Below is a block of data; give all of it again word for word.

» EXTRACTED INFORMATION:
● ● ● ● ●
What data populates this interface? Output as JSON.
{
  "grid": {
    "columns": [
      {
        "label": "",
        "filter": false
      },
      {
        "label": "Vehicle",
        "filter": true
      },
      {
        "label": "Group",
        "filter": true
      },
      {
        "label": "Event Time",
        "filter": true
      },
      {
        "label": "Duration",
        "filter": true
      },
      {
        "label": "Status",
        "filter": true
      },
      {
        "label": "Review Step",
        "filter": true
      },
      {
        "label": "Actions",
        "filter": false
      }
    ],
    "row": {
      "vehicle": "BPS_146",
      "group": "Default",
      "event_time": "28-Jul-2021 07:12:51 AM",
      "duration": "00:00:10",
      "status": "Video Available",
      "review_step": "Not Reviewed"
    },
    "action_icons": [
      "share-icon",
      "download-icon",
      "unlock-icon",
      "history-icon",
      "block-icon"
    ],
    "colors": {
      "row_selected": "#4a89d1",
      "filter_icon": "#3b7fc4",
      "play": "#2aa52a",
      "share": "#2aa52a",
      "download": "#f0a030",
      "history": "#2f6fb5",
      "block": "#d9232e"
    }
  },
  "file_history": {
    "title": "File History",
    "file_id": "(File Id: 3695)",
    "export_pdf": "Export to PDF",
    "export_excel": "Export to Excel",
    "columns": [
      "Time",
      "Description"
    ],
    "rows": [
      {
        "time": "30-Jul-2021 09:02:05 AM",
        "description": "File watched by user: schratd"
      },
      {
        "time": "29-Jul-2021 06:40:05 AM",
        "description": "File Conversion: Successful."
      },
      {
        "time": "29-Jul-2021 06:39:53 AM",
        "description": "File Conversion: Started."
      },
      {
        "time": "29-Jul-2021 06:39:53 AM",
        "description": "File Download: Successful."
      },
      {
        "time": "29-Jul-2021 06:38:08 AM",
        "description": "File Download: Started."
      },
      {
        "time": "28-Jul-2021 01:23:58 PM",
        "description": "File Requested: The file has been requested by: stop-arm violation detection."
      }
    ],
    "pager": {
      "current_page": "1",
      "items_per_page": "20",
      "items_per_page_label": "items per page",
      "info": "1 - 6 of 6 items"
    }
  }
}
● ● ● ● ●
» SOLUTION FOR THIS TASK:
What data populates this interface? Output as JSON.
{
  "grid": {
    "columns": [
      {
        "label": "",
        "filter": false
      },
      {
        "label": "Vehicle",
        "filter": true
      },
      {
        "label": "Group",
        "filter": true
      },
      {
        "label": "Event Time",
        "filter": true
      },
      {
        "label": "Duration",
        "filter": true
      },
      {
        "label": "Status",
        "filter": true
      },
      {
        "label": "Review Step",
        "filter": true
      },
      {
        "label": "Actions",
        "filter": false
      }
    ],
    "row": {
      "vehicle": "BPS_146",
      "group": "Default",
      "event_time": "28-Jul-2021 07:12:51 AM",
      "duration": "00:00:10",
      "status": "Video Available",
      "review_step": "Not Reviewed"
    },
    "action_icons": [
      "share-icon",
      "download-icon",
      "unlock-icon",
      "history-icon",
      "block-icon"
    ],
    "colors": {
      "row_selected": "#4a89d1",
      "filter_icon": "#3b7fc4",
      "play": "#2aa52a",
      "share": "#2aa52a",
      "download": "#f0a030",
      "history": "#2f6fb5",
      "block": "#d9232e"
    }
  },
  "file_history": {
    "title": "File History",
    "file_id": "(File Id: 3695)",
    "export_pdf": "Export to PDF",
    "export_excel": "Export to Excel",
    "columns": [
      "Time",
      "Description"
    ],
    "rows": [
      {
        "time": "30-Jul-2021 09:02:05 AM",
        "description": "File watched by user: schratd"
      },
      {
        "time": "29-Jul-2021 06:40:05 AM",
        "description": "File Conversion: Successful."
      },
      {
        "time": "29-Jul-2021 06:39:53 AM",
        "description": "File Conversion: Started."
      },
      {
        "time": "29-Jul-2021 06:39:53 AM",
        "description": "File Download: Successful."
      },
      {
        "time": "29-Jul-2021 06:38:08 AM",
        "description": "File Download: Started."
      },
      {
        "time": "28-Jul-2021 01:23:58 PM",
        "description": "File Requested: The file has been requested by: stop-arm violation detection."
      }
    ],
    "pager": {
      "current_page": "1",
      "items_per_page": "20",
      "items_per_page_label": "items per page",
      "info": "1 - 6 of 6 items"
    }
  }
}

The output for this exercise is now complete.